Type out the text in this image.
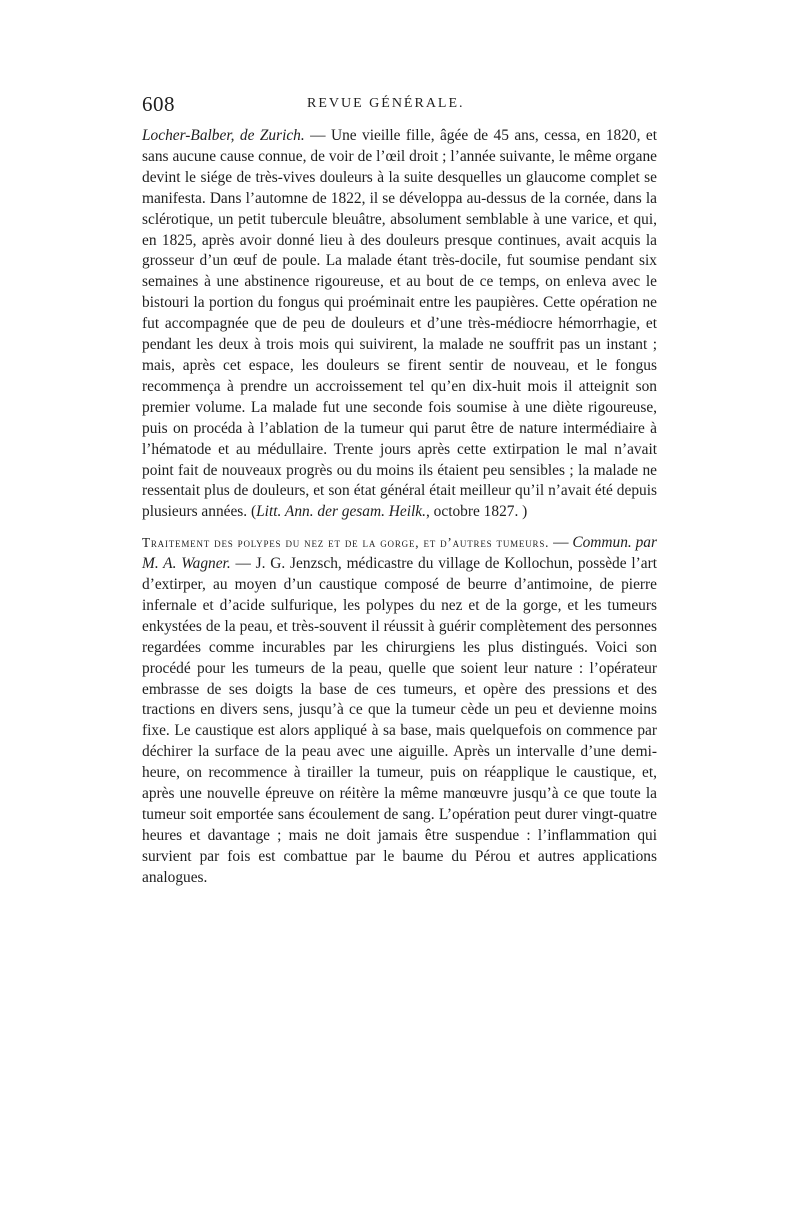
608	REVUE GÉNÉRALE.

Locher-Balber, de Zurich. — Une vieille fille, âgée de 45 ans, cessa, en 1820, et sans aucune cause connue, de voir de l’œil droit ; l’année suivante, le même organe devint le siége de très-vives douleurs à la suite desquelles un glaucome complet se manifesta. Dans l’automne de 1822, il se développa au-dessus de la cornée, dans la sclérotique, un petit tubercule bleuâtre, absolument semblable à une varice, et qui, en 1825, après avoir donné lieu à des douleurs presque continues, avait acquis la grosseur d’un œuf de poule. La malade étant très-docile, fut soumise pendant six semaines à une abstinence rigoureuse, et au bout de ce temps, on enleva avec le bistouri la portion du fongus qui proéminait entre les paupières. Cette opération ne fut accompagnée que de peu de douleurs et d’une très-médiocre hémorrhagie, et pendant les deux à trois mois qui suivirent, la malade ne souffrit pas un instant ; mais, après cet espace, les douleurs se firent sentir de nouveau, et le fongus recommença à prendre un accroissement tel qu’en dix-huit mois il atteignit son premier volume. La malade fut une seconde fois soumise à une diète rigoureuse, puis on procéda à l’ablation de la tumeur qui parut être de nature intermédiaire à l’hématode et au médullaire. Trente jours après cette extirpation le mal n’avait point fait de nouveaux progrès ou du moins ils étaient peu sensibles ; la malade ne ressentait plus de douleurs, et son état général était meilleur qu’il n’avait été depuis plusieurs années. (Litt. Ann. der gesam. Heilk., octobre 1827. )

Traitement des polypes du nez et de la gorge, et d’autres tumeurs. — Commun. par M. A. Wagner. — J. G. Jenzsch, médicastre du village de Kollochun, possède l’art d’extirper, au moyen d’un caustique composé de beurre d’antimoine, de pierre infernale et d’acide sulfurique, les polypes du nez et de la gorge, et les tumeurs enkystées de la peau, et très-souvent il réussit à guérir complètement des personnes regardées comme incurables par les chirurgiens les plus distingués. Voici son procédé pour les tumeurs de la peau, quelle que soient leur nature : l’opérateur embrasse de ses doigts la base de ces tumeurs, et opère des pressions et des tractions en divers sens, jusqu’à ce que la tumeur cède un peu et devienne moins fixe. Le caustique est alors appliqué à sa base, mais quelquefois on commence par déchirer la surface de la peau avec une aiguille. Après un intervalle d’une demi-heure, on recommence à tirailler la tumeur, puis on réapplique le caustique, et, après une nouvelle épreuve on réitère la même manœuvre jusqu’à ce que toute la tumeur soit emportée sans écoulement de sang. L’opération peut durer vingt-quatre heures et davantage ; mais ne doit jamais être suspendue : l’inflammation qui survient par fois est combattue par le baume du Pérou et autres applications analogues.
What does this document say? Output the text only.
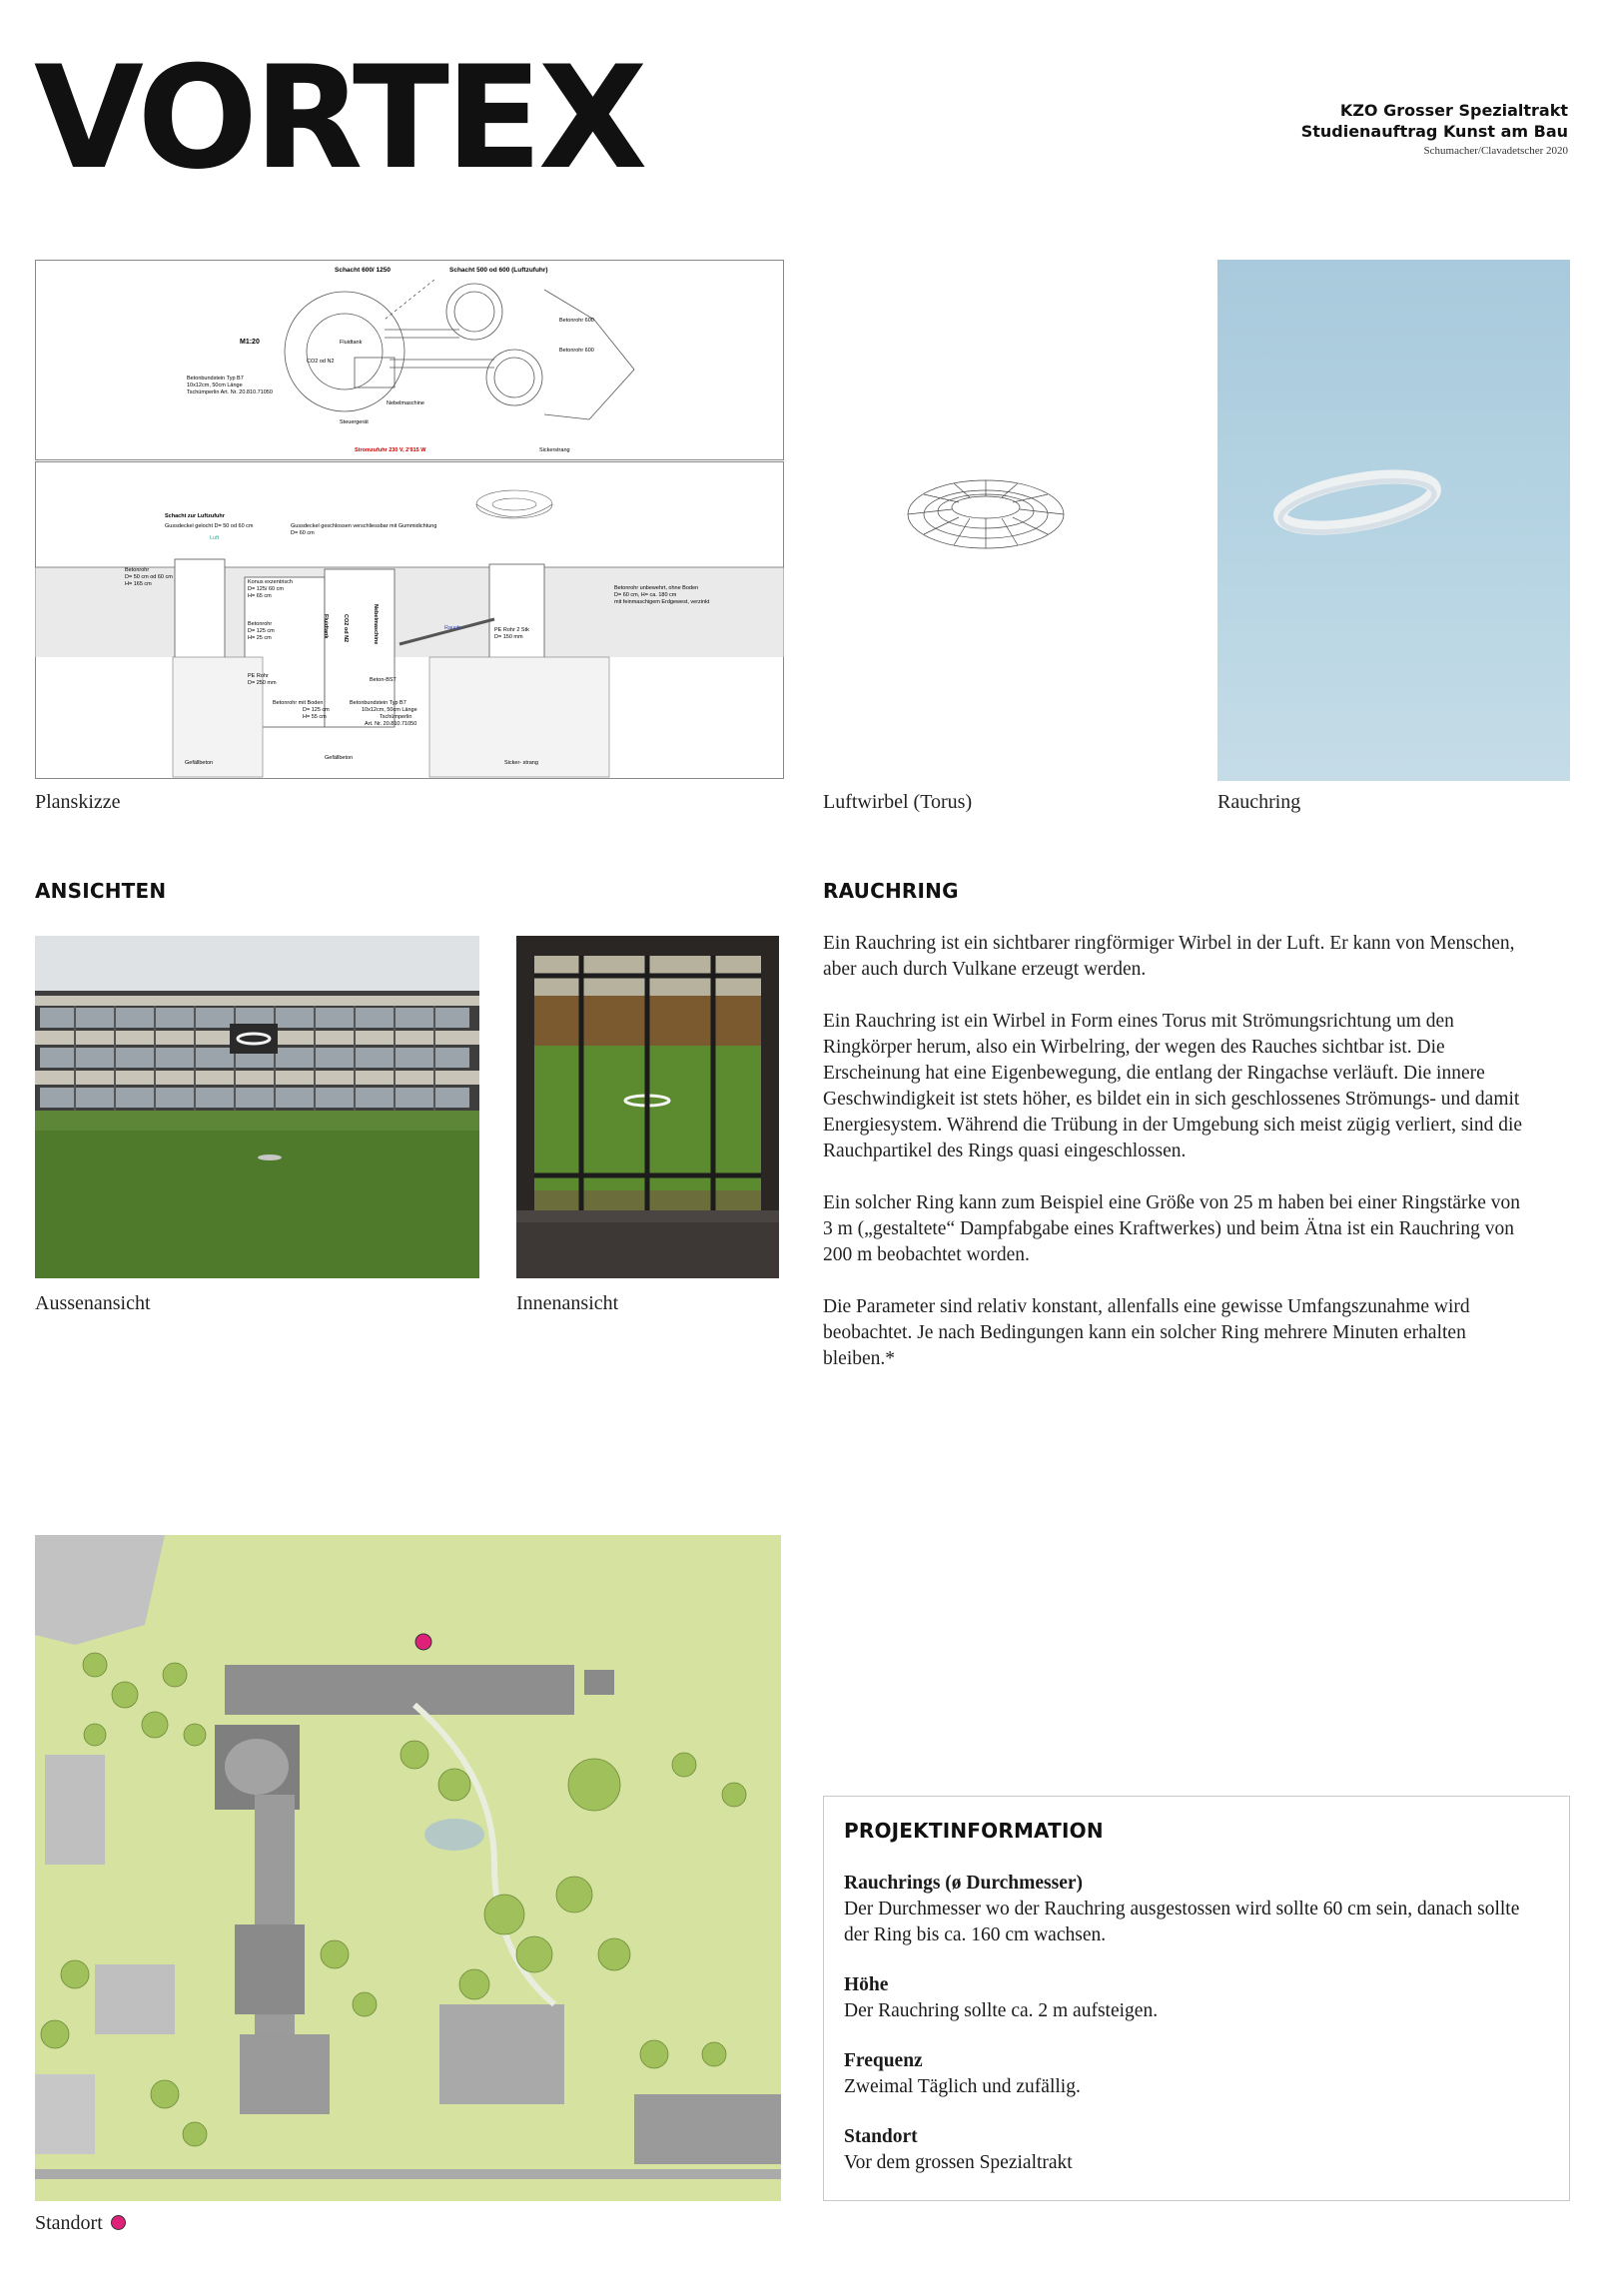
VORTEX	KZO Grosser Spezialtrakt
Studienauftrag Kunst am Bau
Schumacher/Clavadetscher 2020
Schacht 600/ 1250	Schacht 500 od 600 (Luftzufuhr)
M1:20	Fluidtank
CO2 od N2
Nebelmaschine
Steuergerät
Betonrohr 600
Betonrohr 600
Betonbundstein Typ B7
10x12cm, 50cm Länge
Tschümperlin Art. Nr. 20.810.71050
Stromzufuhr 230 V, 2'915 W	Sickerstrang
Schacht zur Luftzufuhr
Gussdeckel gelocht D= 50 od 60 cm	Gussdeckel geschlossen verschliessbar mit Gummidichtung
D= 60 cm
Luft
Betonrohr
D= 50 cm od 60 cm
H= 165 cm	Konus exzentrisch
D= 125/ 60 cm
H= 65 cm
Betonrohr
D= 125 cm
H= 25 cm
PE Rohr
D= 250 mm
Betonrohr mit Boden
D= 125 cm
H= 55 cm
Betonbundstein Typ B7
10x12cm, 50cm Länge
Tschümperlin
Art. Nr. 20.810.71050
Rauch	PE Rohr 2 Stk
D= 150 mm
Betonrohr unbewehrt, ohne Boden
D= 60 cm, H= ca. 180 cm
mit feinmaschigem Erdgewest, verzinkt
Beton-BST
Gefällbeton
Gefällbeton	Sicker- strang
Fluidtank	CO2 od N2	Nebelmaschine
Planskizze	Luftwirbel (Torus)	Rauchring
ANSICHTEN
Aussenansicht	Innenansicht
RAUCHRING

Ein Rauchring ist ein sichtbarer ringförmiger Wirbel in der Luft. Er kann von Menschen, aber auch durch Vulkane erzeugt werden.

Ein Rauchring ist ein Wirbel in Form eines Torus mit Strömungsrichtung um den Ringkörper herum, also ein Wirbelring, der wegen des Rauches sichtbar ist. Die Erscheinung hat eine Eigenbewegung, die entlang der Ringachse verläuft. Die innere Geschwindigkeit ist stets höher, es bildet ein in sich geschlossenes Strömungs- und damit Energiesystem. Während die Trübung in der Umgebung sich meist zügig verliert, sind die Rauchpartikel des Rings quasi eingeschlossen.

Ein solcher Ring kann zum Beispiel eine Größe von 25 m haben bei einer Ringstärke von 3 m („gestaltete“ Dampfabgabe eines Kraftwerkes) und beim Ätna ist ein Rauchring von 200 m beobachtet worden.

Die Parameter sind relativ konstant, allenfalls eine gewisse Umfangszunahme wird beobachtet. Je nach Bedingungen kann ein solcher Ring mehrere Minuten erhalten bleiben.*

Standort
PROJEKTINFORMATION
Rauchrings (ø Durchmesser)
Der Durchmesser wo der Rauchring ausgestossen wird sollte 60 cm sein, danach sollte der Ring bis ca. 160 cm wachsen.
Höhe
Der Rauchring sollte ca. 2 m aufsteigen.
Frequenz
Zweimal Täglich und zufällig.
Standort
Vor dem grossen Spezialtrakt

########

Check each line above for the word "text" and copy the ones that have it.

_Finished task_.
Type out the text in this image.
What does this document say? Output the text only.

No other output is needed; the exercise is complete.